_What you have to do_
Find every line in the records below that holds the word "label", and copy it out.

_Records_
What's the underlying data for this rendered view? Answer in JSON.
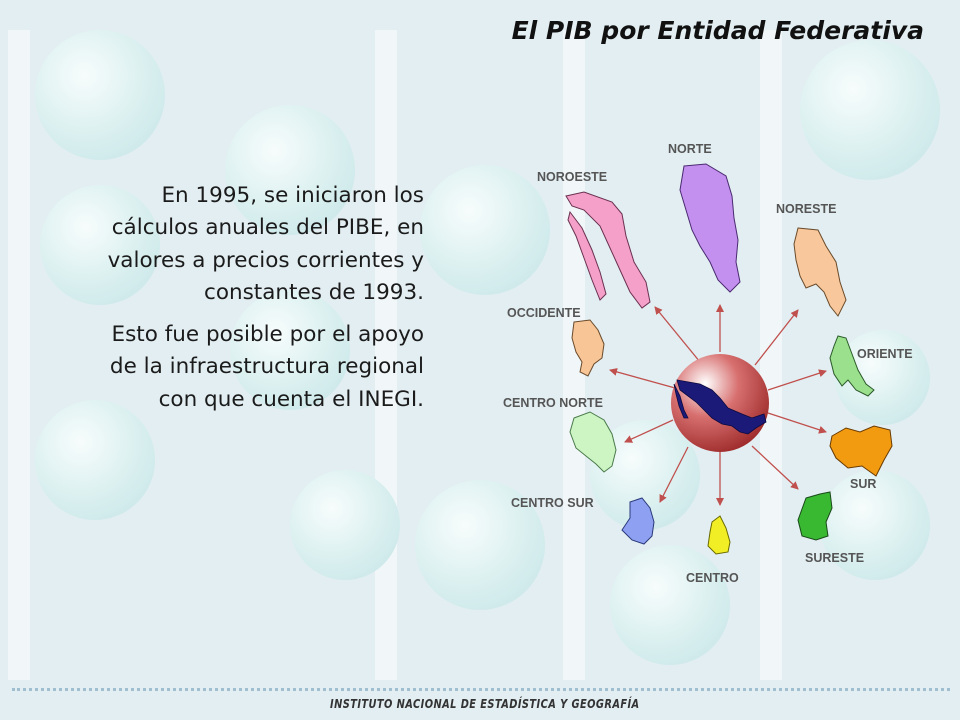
{
  "title": "El PIB por Entidad Federativa",
  "paragraphs": [
    "En 1995, se iniciaron los cálculos anuales del PIBE, en valores a precios corrientes y constantes de 1993.",
    "Esto fue posible por el apoyo de la infraestructura regional con que cuenta el INEGI."
  ],
  "regions": {
    "noroeste": {
      "label": "NOROESTE",
      "color": "#f4a0c8"
    },
    "norte": {
      "label": "NORTE",
      "color": "#c390f0"
    },
    "noreste": {
      "label": "NORESTE",
      "color": "#f8c89c"
    },
    "oriente": {
      "label": "ORIENTE",
      "color": "#9be08c"
    },
    "sur": {
      "label": "SUR",
      "color": "#f29a10"
    },
    "sureste": {
      "label": "SURESTE",
      "color": "#39b831"
    },
    "centro": {
      "label": "CENTRO",
      "color": "#f2ee26"
    },
    "centro_sur": {
      "label": "CENTRO SUR",
      "color": "#8ea0f2"
    },
    "centro_norte": {
      "label": "CENTRO NORTE",
      "color": "#cdf5c4"
    },
    "occidente": {
      "label": "OCCIDENTE",
      "color": "#f8c597"
    }
  },
  "colors": {
    "arrow": "#c0504d",
    "hub": "#b53b3b",
    "mexico_map": "#1c1a78"
  },
  "footer": "INSTITUTO NACIONAL DE ESTADÍSTICA Y GEOGRAFÍA"
}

_Task result_
      "label": "NOROESTE",
      "label": "NORTE",
      "label": "NORESTE",
      "label": "ORIENTE",
      "label": "SUR",
      "label": "SURESTE",
      "label": "CENTRO",
      "label": "CENTRO SUR",
      "label": "CENTRO NORTE",
      "label": "OCCIDENTE",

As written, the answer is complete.